[Problem requirements]
Below are some records. Copy every line in them that holds "administration".

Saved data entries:
**********

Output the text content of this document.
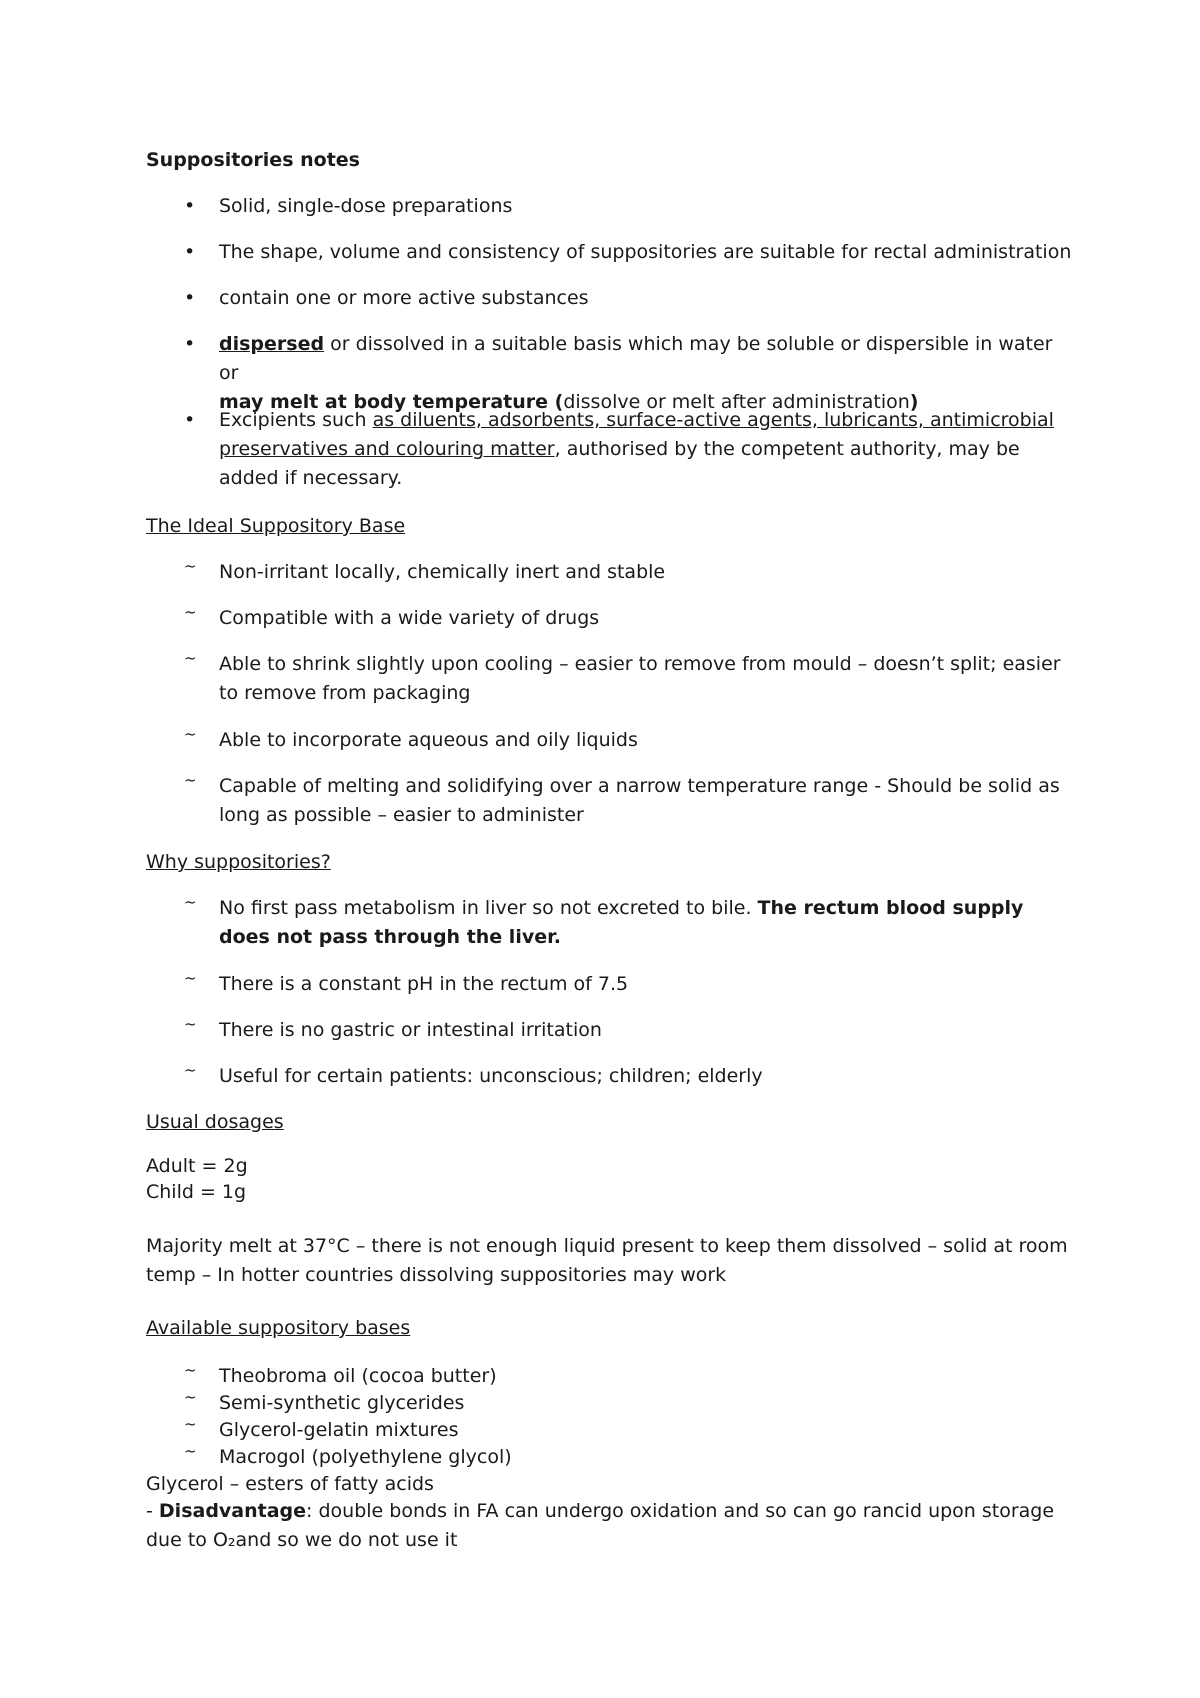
Suppositories notes
• Solid, single-dose preparations
• The shape, volume and consistency of suppositories are suitable for rectal administration
• contain one or more active substances
• dispersed or dissolved in a suitable basis which may be soluble or dispersible in water or
may melt at body temperature (dissolve or melt after administration)
• Excipients such as diluents, adsorbents, surface-active agents, lubricants, antimicrobial preservatives and colouring matter, authorised by the competent authority, may be added if necessary.
The Ideal Suppository Base
~ Non-irritant locally, chemically inert and stable
~ Compatible with a wide variety of drugs
~ Able to shrink slightly upon cooling – easier to remove from mould – doesn’t split; easier to remove from packaging
~ Able to incorporate aqueous and oily liquids
~ Capable of melting and solidifying over a narrow temperature range - Should be solid as long as possible – easier to administer
Why suppositories?
~ No first pass metabolism in liver so not excreted to bile. The rectum blood supply does not pass through the liver.
~ There is a constant pH in the rectum of 7.5
~ There is no gastric or intestinal irritation
~ Useful for certain patients: unconscious; children; elderly
Usual dosages
Adult = 2g
Child = 1g
Majority melt at 37°C – there is not enough liquid present to keep them dissolved – solid at room temp – In hotter countries dissolving suppositories may work
Available suppository bases
~ Theobroma oil (cocoa butter)
~ Semi-synthetic glycerides
~ Glycerol-gelatin mixtures
~ Macrogol (polyethylene glycol)
Glycerol – esters of fatty acids
- Disadvantage: double bonds in FA can undergo oxidation and so can go rancid upon storage due to O₂and so we do not use it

**********

[Your response]
• The shape, volume and consistency of suppositories are suitable for rectal administration
may melt at body temperature (dissolve or melt after administration)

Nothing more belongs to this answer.